Items from a data source:
* BEGIN *

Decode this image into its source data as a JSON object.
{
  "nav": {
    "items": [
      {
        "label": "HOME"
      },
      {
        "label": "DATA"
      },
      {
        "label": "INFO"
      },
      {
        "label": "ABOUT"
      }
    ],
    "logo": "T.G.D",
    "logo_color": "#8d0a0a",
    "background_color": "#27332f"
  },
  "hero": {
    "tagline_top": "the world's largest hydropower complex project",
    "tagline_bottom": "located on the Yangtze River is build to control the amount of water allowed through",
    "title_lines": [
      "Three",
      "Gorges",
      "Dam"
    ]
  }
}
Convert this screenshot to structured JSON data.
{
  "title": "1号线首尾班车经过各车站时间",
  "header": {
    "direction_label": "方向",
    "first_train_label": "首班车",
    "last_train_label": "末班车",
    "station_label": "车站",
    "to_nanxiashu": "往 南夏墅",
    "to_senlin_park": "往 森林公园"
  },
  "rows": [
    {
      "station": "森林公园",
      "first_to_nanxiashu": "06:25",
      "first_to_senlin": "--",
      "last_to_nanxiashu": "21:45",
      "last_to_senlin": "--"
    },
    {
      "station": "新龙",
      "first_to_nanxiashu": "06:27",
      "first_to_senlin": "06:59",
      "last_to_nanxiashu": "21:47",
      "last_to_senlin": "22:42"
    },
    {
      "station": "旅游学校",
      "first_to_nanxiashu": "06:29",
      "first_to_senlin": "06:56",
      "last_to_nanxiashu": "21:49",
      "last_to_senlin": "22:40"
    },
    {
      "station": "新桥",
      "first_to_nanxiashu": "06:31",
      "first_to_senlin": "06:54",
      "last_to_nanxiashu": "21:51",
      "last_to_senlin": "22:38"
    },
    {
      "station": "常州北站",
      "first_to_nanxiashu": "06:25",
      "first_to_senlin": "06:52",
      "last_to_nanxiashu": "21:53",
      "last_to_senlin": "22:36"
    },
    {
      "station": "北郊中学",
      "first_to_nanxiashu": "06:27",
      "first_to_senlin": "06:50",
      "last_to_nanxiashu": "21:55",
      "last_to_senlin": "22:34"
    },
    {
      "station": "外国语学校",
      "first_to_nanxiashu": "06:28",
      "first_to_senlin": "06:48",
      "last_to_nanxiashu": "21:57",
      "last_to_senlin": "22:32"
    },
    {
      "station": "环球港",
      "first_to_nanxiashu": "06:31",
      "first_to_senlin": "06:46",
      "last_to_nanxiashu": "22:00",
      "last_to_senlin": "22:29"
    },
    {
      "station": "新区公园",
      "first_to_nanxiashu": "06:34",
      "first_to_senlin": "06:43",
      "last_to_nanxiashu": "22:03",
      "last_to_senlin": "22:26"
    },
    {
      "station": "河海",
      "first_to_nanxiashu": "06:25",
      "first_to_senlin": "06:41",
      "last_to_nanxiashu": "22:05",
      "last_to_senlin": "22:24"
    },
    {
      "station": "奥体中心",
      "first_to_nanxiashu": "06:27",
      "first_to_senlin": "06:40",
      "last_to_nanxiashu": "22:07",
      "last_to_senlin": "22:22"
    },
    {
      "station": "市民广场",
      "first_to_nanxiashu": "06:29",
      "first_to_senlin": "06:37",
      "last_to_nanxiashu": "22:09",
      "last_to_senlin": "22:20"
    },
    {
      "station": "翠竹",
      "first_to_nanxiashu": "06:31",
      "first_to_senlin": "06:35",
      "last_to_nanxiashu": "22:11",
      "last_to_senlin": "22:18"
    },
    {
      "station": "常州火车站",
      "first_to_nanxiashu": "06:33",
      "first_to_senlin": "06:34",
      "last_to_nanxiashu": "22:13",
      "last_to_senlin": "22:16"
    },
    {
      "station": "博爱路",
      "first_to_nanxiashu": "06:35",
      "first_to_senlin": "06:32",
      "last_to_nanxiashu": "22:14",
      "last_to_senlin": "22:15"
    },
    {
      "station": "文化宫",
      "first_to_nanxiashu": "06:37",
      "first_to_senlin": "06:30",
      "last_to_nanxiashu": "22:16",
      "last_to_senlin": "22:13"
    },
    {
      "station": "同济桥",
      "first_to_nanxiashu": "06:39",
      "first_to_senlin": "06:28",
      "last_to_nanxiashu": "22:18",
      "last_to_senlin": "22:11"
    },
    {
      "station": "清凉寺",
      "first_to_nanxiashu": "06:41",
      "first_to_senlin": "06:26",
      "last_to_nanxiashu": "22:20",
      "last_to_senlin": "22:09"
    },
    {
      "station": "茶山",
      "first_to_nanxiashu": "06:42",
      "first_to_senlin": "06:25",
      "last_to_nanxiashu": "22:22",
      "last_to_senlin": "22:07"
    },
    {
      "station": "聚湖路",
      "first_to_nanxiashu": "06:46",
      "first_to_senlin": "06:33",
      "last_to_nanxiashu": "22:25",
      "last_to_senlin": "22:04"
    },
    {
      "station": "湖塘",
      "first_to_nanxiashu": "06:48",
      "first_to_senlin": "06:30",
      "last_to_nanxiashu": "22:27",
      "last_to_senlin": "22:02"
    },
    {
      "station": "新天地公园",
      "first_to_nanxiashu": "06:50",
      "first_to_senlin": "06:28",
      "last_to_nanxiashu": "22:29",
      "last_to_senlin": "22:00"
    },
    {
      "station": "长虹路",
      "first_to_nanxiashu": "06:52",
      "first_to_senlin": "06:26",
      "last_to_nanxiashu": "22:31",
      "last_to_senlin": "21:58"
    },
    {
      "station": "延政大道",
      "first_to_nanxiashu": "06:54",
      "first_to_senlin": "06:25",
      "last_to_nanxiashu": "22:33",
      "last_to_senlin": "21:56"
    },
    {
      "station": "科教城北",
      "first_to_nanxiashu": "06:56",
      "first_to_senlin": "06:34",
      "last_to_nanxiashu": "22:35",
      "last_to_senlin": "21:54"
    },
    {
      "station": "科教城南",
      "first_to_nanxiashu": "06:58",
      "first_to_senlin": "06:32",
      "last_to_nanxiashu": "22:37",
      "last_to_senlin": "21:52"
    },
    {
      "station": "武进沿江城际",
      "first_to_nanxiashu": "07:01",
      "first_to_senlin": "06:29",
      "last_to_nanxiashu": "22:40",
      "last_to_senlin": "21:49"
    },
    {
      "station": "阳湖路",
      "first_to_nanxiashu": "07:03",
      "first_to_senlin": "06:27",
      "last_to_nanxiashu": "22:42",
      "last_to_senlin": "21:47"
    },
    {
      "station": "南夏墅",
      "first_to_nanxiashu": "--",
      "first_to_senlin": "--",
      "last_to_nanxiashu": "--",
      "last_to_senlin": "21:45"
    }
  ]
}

* END *

◆ SHORT TASK
All of the data shown above must be copied exactly.

◆ RESULT OF THIS TASK
Decode this image into its source data as a JSON object.
{
  "nav": {
    "items": [
      {
        "label": "HOME"
      },
      {
        "label": "DATA"
      },
      {
        "label": "INFO"
      },
      {
        "label": "ABOUT"
      }
    ],
    "logo": "T.G.D",
    "logo_color": "#8d0a0a",
    "background_color": "#27332f"
  },
  "hero": {
    "tagline_top": "the world's largest hydropower complex project",
    "tagline_bottom": "located on the Yangtze River is build to control the amount of water allowed through",
    "title_lines": [
      "Three",
      "Gorges",
      "Dam"
    ]
  }
}
Convert this screenshot to structured JSON data.
{
  "title": "1号线首尾班车经过各车站时间",
  "header": {
    "direction_label": "方向",
    "first_train_label": "首班车",
    "last_train_label": "末班车",
    "station_label": "车站",
    "to_nanxiashu": "往 南夏墅",
    "to_senlin_park": "往 森林公园"
  },
  "rows": [
    {
      "station": "森林公园",
      "first_to_nanxiashu": "06:25",
      "first_to_senlin": "--",
      "last_to_nanxiashu": "21:45",
      "last_to_senlin": "--"
    },
    {
      "station": "新龙",
      "first_to_nanxiashu": "06:27",
      "first_to_senlin": "06:59",
      "last_to_nanxiashu": "21:47",
      "last_to_senlin": "22:42"
    },
    {
      "station": "旅游学校",
      "first_to_nanxiashu": "06:29",
      "first_to_senlin": "06:56",
      "last_to_nanxiashu": "21:49",
      "last_to_senlin": "22:40"
    },
    {
      "station": "新桥",
      "first_to_nanxiashu": "06:31",
      "first_to_senlin": "06:54",
      "last_to_nanxiashu": "21:51",
      "last_to_senlin": "22:38"
    },
    {
      "station": "常州北站",
      "first_to_nanxiashu": "06:25",
      "first_to_senlin": "06:52",
      "last_to_nanxiashu": "21:53",
      "last_to_senlin": "22:36"
    },
    {
      "station": "北郊中学",
      "first_to_nanxiashu": "06:27",
      "first_to_senlin": "06:50",
      "last_to_nanxiashu": "21:55",
      "last_to_senlin": "22:34"
    },
    {
      "station": "外国语学校",
      "first_to_nanxiashu": "06:28",
      "first_to_senlin": "06:48",
      "last_to_nanxiashu": "21:57",
      "last_to_senlin": "22:32"
    },
    {
      "station": "环球港",
      "first_to_nanxiashu": "06:31",
      "first_to_senlin": "06:46",
      "last_to_nanxiashu": "22:00",
      "last_to_senlin": "22:29"
    },
    {
      "station": "新区公园",
      "first_to_nanxiashu": "06:34",
      "first_to_senlin": "06:43",
      "last_to_nanxiashu": "22:03",
      "last_to_senlin": "22:26"
    },
    {
      "station": "河海",
      "first_to_nanxiashu": "06:25",
      "first_to_senlin": "06:41",
      "last_to_nanxiashu": "22:05",
      "last_to_senlin": "22:24"
    },
    {
      "station": "奥体中心",
      "first_to_nanxiashu": "06:27",
      "first_to_senlin": "06:40",
      "last_to_nanxiashu": "22:07",
      "last_to_senlin": "22:22"
    },
    {
      "station": "市民广场",
      "first_to_nanxiashu": "06:29",
      "first_to_senlin": "06:37",
      "last_to_nanxiashu": "22:09",
      "last_to_senlin": "22:20"
    },
    {
      "station": "翠竹",
      "first_to_nanxiashu": "06:31",
      "first_to_senlin": "06:35",
      "last_to_nanxiashu": "22:11",
      "last_to_senlin": "22:18"
    },
    {
      "station": "常州火车站",
      "first_to_nanxiashu": "06:33",
      "first_to_senlin": "06:34",
      "last_to_nanxiashu": "22:13",
      "last_to_senlin": "22:16"
    },
    {
      "station": "博爱路",
      "first_to_nanxiashu": "06:35",
      "first_to_senlin": "06:32",
      "last_to_nanxiashu": "22:14",
      "last_to_senlin": "22:15"
    },
    {
      "station": "文化宫",
      "first_to_nanxiashu": "06:37",
      "first_to_senlin": "06:30",
      "last_to_nanxiashu": "22:16",
      "last_to_senlin": "22:13"
    },
    {
      "station": "同济桥",
      "first_to_nanxiashu": "06:39",
      "first_to_senlin": "06:28",
      "last_to_nanxiashu": "22:18",
      "last_to_senlin": "22:11"
    },
    {
      "station": "清凉寺",
      "first_to_nanxiashu": "06:41",
      "first_to_senlin": "06:26",
      "last_to_nanxiashu": "22:20",
      "last_to_senlin": "22:09"
    },
    {
      "station": "茶山",
      "first_to_nanxiashu": "06:42",
      "first_to_senlin": "06:25",
      "last_to_nanxiashu": "22:22",
      "last_to_senlin": "22:07"
    },
    {
      "station": "聚湖路",
      "first_to_nanxiashu": "06:46",
      "first_to_senlin": "06:33",
      "last_to_nanxiashu": "22:25",
      "last_to_senlin": "22:04"
    },
    {
      "station": "湖塘",
      "first_to_nanxiashu": "06:48",
      "first_to_senlin": "06:30",
      "last_to_nanxiashu": "22:27",
      "last_to_senlin": "22:02"
    },
    {
      "station": "新天地公园",
      "first_to_nanxiashu": "06:50",
      "first_to_senlin": "06:28",
      "last_to_nanxiashu": "22:29",
      "last_to_senlin": "22:00"
    },
    {
      "station": "长虹路",
      "first_to_nanxiashu": "06:52",
      "first_to_senlin": "06:26",
      "last_to_nanxiashu": "22:31",
      "last_to_senlin": "21:58"
    },
    {
      "station": "延政大道",
      "first_to_nanxiashu": "06:54",
      "first_to_senlin": "06:25",
      "last_to_nanxiashu": "22:33",
      "last_to_senlin": "21:56"
    },
    {
      "station": "科教城北",
      "first_to_nanxiashu": "06:56",
      "first_to_senlin": "06:34",
      "last_to_nanxiashu": "22:35",
      "last_to_senlin": "21:54"
    },
    {
      "station": "科教城南",
      "first_to_nanxiashu": "06:58",
      "first_to_senlin": "06:32",
      "last_to_nanxiashu": "22:37",
      "last_to_senlin": "21:52"
    },
    {
      "station": "武进沿江城际",
      "first_to_nanxiashu": "07:01",
      "first_to_senlin": "06:29",
      "last_to_nanxiashu": "22:40",
      "last_to_senlin": "21:49"
    },
    {
      "station": "阳湖路",
      "first_to_nanxiashu": "07:03",
      "first_to_senlin": "06:27",
      "last_to_nanxiashu": "22:42",
      "last_to_senlin": "21:47"
    },
    {
      "station": "南夏墅",
      "first_to_nanxiashu": "--",
      "first_to_senlin": "--",
      "last_to_nanxiashu": "--",
      "last_to_senlin": "21:45"
    }
  ]
}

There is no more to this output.